*PROBLEM TO WORK ON*. Wherever the word "Vertical" turns up in a line of the entries, copy that line.

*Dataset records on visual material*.
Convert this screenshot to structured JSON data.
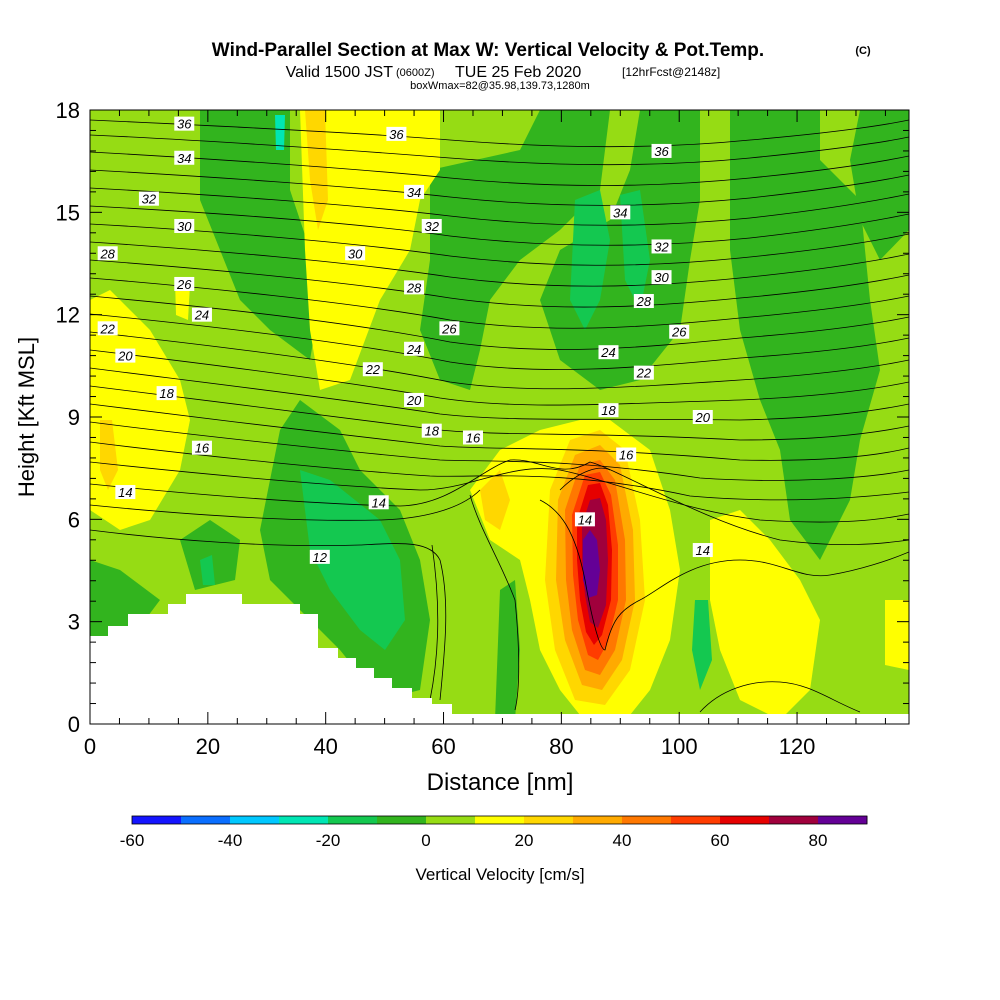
{
  "header": {
    "title": "Wind-Parallel Section at Max W: Vertical Velocity & Pot.Temp.",
    "copyright": "(C)",
    "valid_prefix": "Valid 1500 JST",
    "valid_zulu": "(0600Z)",
    "valid_date": "TUE 25 Feb 2020",
    "forecast": "[12hrFcst@2148z]",
    "box_info": "boxWmax=82@35.98,139.73,1280m"
  },
  "chart_data": {
    "type": "heatmap",
    "xlabel": "Distance [nm]",
    "ylabel": "Height [Kft MSL]",
    "xlim": [
      0,
      139
    ],
    "ylim": [
      0,
      18
    ],
    "x_ticks": [
      "0",
      "20",
      "40",
      "60",
      "80",
      "100",
      "120"
    ],
    "x_tick_values": [
      0,
      20,
      40,
      60,
      80,
      100,
      120
    ],
    "y_ticks": [
      "0",
      "3",
      "6",
      "9",
      "12",
      "15",
      "18"
    ],
    "y_tick_values": [
      0,
      3,
      6,
      9,
      12,
      15,
      18
    ],
    "colorbar": {
      "label": "Vertical Velocity [cm/s]",
      "tick_labels": [
        "-60",
        "-40",
        "-20",
        "0",
        "20",
        "40",
        "60",
        "80"
      ],
      "tick_values": [
        -60,
        -40,
        -20,
        0,
        20,
        40,
        60,
        80
      ],
      "range": [
        -60,
        90
      ],
      "colors": [
        "#1414ff",
        "#0a6eff",
        "#00c8ff",
        "#00e6b4",
        "#14c850",
        "#32b41e",
        "#96dc14",
        "#ffff00",
        "#ffd700",
        "#ffaa00",
        "#ff7800",
        "#ff3c00",
        "#e60000",
        "#a0003c",
        "#640096"
      ]
    },
    "contour_labels": [
      {
        "x": 16,
        "y": 17.6,
        "text": "36"
      },
      {
        "x": 52,
        "y": 17.3,
        "text": "36"
      },
      {
        "x": 97,
        "y": 16.8,
        "text": "36"
      },
      {
        "x": 16,
        "y": 16.6,
        "text": "34"
      },
      {
        "x": 55,
        "y": 15.6,
        "text": "34"
      },
      {
        "x": 90,
        "y": 15.0,
        "text": "34"
      },
      {
        "x": 10,
        "y": 15.4,
        "text": "32"
      },
      {
        "x": 58,
        "y": 14.6,
        "text": "32"
      },
      {
        "x": 97,
        "y": 14.0,
        "text": "32"
      },
      {
        "x": 16,
        "y": 14.6,
        "text": "30"
      },
      {
        "x": 45,
        "y": 13.8,
        "text": "30"
      },
      {
        "x": 97,
        "y": 13.1,
        "text": "30"
      },
      {
        "x": 3,
        "y": 13.8,
        "text": "28"
      },
      {
        "x": 55,
        "y": 12.8,
        "text": "28"
      },
      {
        "x": 94,
        "y": 12.4,
        "text": "28"
      },
      {
        "x": 16,
        "y": 12.9,
        "text": "26"
      },
      {
        "x": 61,
        "y": 11.6,
        "text": "26"
      },
      {
        "x": 100,
        "y": 11.5,
        "text": "26"
      },
      {
        "x": 19,
        "y": 12.0,
        "text": "24"
      },
      {
        "x": 55,
        "y": 11.0,
        "text": "24"
      },
      {
        "x": 88,
        "y": 10.9,
        "text": "24"
      },
      {
        "x": 3,
        "y": 11.6,
        "text": "22"
      },
      {
        "x": 48,
        "y": 10.4,
        "text": "22"
      },
      {
        "x": 94,
        "y": 10.3,
        "text": "22"
      },
      {
        "x": 6,
        "y": 10.8,
        "text": "20"
      },
      {
        "x": 55,
        "y": 9.5,
        "text": "20"
      },
      {
        "x": 104,
        "y": 9.0,
        "text": "20"
      },
      {
        "x": 13,
        "y": 9.7,
        "text": "18"
      },
      {
        "x": 58,
        "y": 8.6,
        "text": "18"
      },
      {
        "x": 88,
        "y": 9.2,
        "text": "18"
      },
      {
        "x": 19,
        "y": 8.1,
        "text": "16"
      },
      {
        "x": 65,
        "y": 8.4,
        "text": "16"
      },
      {
        "x": 91,
        "y": 7.9,
        "text": "16"
      },
      {
        "x": 6,
        "y": 6.8,
        "text": "14"
      },
      {
        "x": 49,
        "y": 6.5,
        "text": "14"
      },
      {
        "x": 84,
        "y": 6.0,
        "text": "14"
      },
      {
        "x": 104,
        "y": 5.1,
        "text": "14"
      },
      {
        "x": 39,
        "y": 4.9,
        "text": "12"
      }
    ]
  }
}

*ANSWER TO THE TASK*.
    "title": "Wind-Parallel Section at Max W: Vertical Velocity & Pot.Temp.",
      "label": "Vertical Velocity [cm/s]",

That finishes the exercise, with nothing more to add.